## Dataset entries on figures:
┌──

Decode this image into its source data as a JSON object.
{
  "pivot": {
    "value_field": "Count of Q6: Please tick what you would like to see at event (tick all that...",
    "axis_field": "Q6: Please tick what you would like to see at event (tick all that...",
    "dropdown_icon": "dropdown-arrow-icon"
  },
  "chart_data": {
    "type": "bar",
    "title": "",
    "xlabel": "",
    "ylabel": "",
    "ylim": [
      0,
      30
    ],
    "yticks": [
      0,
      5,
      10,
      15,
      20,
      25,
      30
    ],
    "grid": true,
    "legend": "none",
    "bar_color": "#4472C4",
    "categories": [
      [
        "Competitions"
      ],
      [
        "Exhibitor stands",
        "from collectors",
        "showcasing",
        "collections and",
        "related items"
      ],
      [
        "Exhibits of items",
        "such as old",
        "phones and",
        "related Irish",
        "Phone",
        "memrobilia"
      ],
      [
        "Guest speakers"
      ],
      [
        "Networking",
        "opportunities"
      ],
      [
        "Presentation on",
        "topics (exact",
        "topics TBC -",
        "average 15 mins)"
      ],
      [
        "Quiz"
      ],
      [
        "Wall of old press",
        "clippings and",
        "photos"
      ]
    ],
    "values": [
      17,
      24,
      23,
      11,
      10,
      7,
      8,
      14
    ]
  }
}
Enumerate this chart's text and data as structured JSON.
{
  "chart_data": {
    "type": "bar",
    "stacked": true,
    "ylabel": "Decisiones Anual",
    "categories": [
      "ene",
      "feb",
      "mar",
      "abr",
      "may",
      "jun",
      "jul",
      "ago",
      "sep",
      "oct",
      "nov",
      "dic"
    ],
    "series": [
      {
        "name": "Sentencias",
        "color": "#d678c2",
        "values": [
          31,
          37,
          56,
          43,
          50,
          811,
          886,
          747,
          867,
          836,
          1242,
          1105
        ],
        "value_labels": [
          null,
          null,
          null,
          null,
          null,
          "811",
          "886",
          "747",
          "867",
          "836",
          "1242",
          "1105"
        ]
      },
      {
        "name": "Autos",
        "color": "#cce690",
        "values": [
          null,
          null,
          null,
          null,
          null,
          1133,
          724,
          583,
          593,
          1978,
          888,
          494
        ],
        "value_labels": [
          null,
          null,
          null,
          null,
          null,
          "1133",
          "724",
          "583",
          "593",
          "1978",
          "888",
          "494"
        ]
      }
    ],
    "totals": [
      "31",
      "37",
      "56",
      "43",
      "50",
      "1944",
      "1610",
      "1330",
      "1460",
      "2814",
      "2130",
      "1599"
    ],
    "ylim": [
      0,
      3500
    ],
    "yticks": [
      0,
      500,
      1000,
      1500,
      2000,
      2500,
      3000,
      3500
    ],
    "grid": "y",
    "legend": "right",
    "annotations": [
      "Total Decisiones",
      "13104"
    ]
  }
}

└──

## Task statement:
Write every line of the material above again, exactly.

## Complete answer:
Decode this image into its source data as a JSON object.
{
  "pivot": {
    "value_field": "Count of Q6: Please tick what you would like to see at event (tick all that...",
    "axis_field": "Q6: Please tick what you would like to see at event (tick all that...",
    "dropdown_icon": "dropdown-arrow-icon"
  },
  "chart_data": {
    "type": "bar",
    "title": "",
    "xlabel": "",
    "ylabel": "",
    "ylim": [
      0,
      30
    ],
    "yticks": [
      0,
      5,
      10,
      15,
      20,
      25,
      30
    ],
    "grid": true,
    "legend": "none",
    "bar_color": "#4472C4",
    "categories": [
      [
        "Competitions"
      ],
      [
        "Exhibitor stands",
        "from collectors",
        "showcasing",
        "collections and",
        "related items"
      ],
      [
        "Exhibits of items",
        "such as old",
        "phones and",
        "related Irish",
        "Phone",
        "memrobilia"
      ],
      [
        "Guest speakers"
      ],
      [
        "Networking",
        "opportunities"
      ],
      [
        "Presentation on",
        "topics (exact",
        "topics TBC -",
        "average 15 mins)"
      ],
      [
        "Quiz"
      ],
      [
        "Wall of old press",
        "clippings and",
        "photos"
      ]
    ],
    "values": [
      17,
      24,
      23,
      11,
      10,
      7,
      8,
      14
    ]
  }
}
Enumerate this chart's text and data as structured JSON.
{
  "chart_data": {
    "type": "bar",
    "stacked": true,
    "ylabel": "Decisiones Anual",
    "categories": [
      "ene",
      "feb",
      "mar",
      "abr",
      "may",
      "jun",
      "jul",
      "ago",
      "sep",
      "oct",
      "nov",
      "dic"
    ],
    "series": [
      {
        "name": "Sentencias",
        "color": "#d678c2",
        "values": [
          31,
          37,
          56,
          43,
          50,
          811,
          886,
          747,
          867,
          836,
          1242,
          1105
        ],
        "value_labels": [
          null,
          null,
          null,
          null,
          null,
          "811",
          "886",
          "747",
          "867",
          "836",
          "1242",
          "1105"
        ]
      },
      {
        "name": "Autos",
        "color": "#cce690",
        "values": [
          null,
          null,
          null,
          null,
          null,
          1133,
          724,
          583,
          593,
          1978,
          888,
          494
        ],
        "value_labels": [
          null,
          null,
          null,
          null,
          null,
          "1133",
          "724",
          "583",
          "593",
          "1978",
          "888",
          "494"
        ]
      }
    ],
    "totals": [
      "31",
      "37",
      "56",
      "43",
      "50",
      "1944",
      "1610",
      "1330",
      "1460",
      "2814",
      "2130",
      "1599"
    ],
    "ylim": [
      0,
      3500
    ],
    "yticks": [
      0,
      500,
      1000,
      1500,
      2000,
      2500,
      3000,
      3500
    ],
    "grid": "y",
    "legend": "right",
    "annotations": [
      "Total Decisiones",
      "13104"
    ]
  }
}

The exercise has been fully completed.